**To do:** Find the lines with the string "اندیشمند" and return them.

**Given information:**
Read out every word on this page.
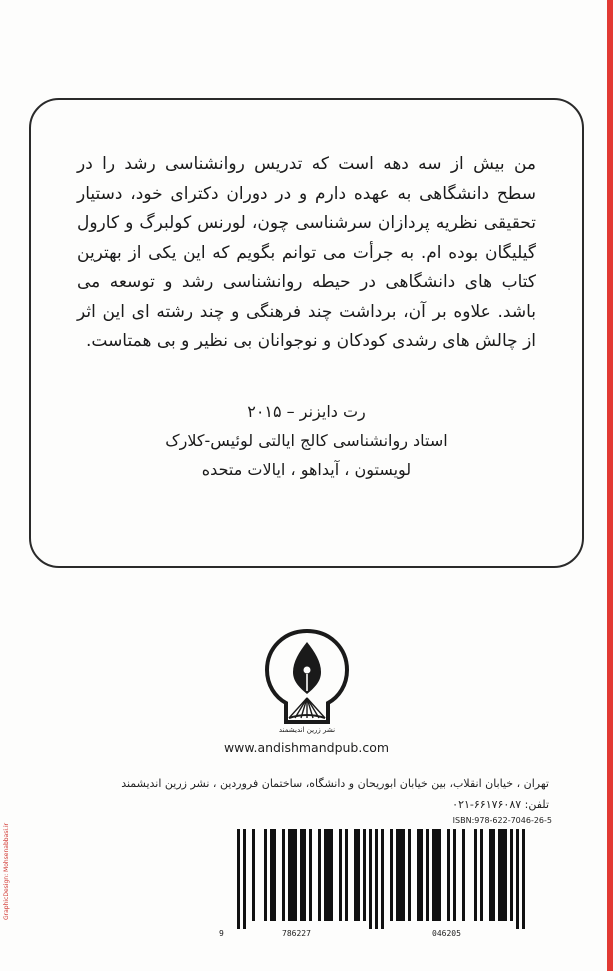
GraphicDesign: Mohsenabbasi.ir

من بیش از سه دهه است که تدریس روانشناسی رشد را در سطح دانشگاهی به عهده دارم و در دوران دکترای خود، دستیار تحقیقی نظریه پردازان سرشناسی چون، لورنس کولبرگ و کارول گیلیگان بوده ام. به جرأت می توانم بگویم که این یکی از بهترین کتاب های دانشگاهی در حیطه روانشناسی رشد و توسعه می باشد. علاوه بر آن، برداشت چند فرهنگی و چند رشته ای این اثر از چالش های رشدی کودکان و نوجوانان بی نظیر و بی همتاست.

رت دایزنر – ۲۰۱۵
استاد روانشناسی کالج ایالتی لوئیس-کلارک
لویستون ، آیداهو ، ایالات متحده
نشر زرین اندیشمند
www.andishmandpub.com
تهران ، خیابان انقلاب، بین خیابان ابوریحان و دانشگاه، ساختمان فروردین ، نشر زرین اندیشمند
تلفن: ۶۶۱۷۶۰۸۷-۰۲۱
ISBN:978-622-7046-26-5
9	786227	046205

**Answer to this problem:**
نشر زرین اندیشمند
تهران ، خیابان انقلاب، بین خیابان ابوریحان و دانشگاه، ساختمان فروردین ، نشر زرین اندیشمند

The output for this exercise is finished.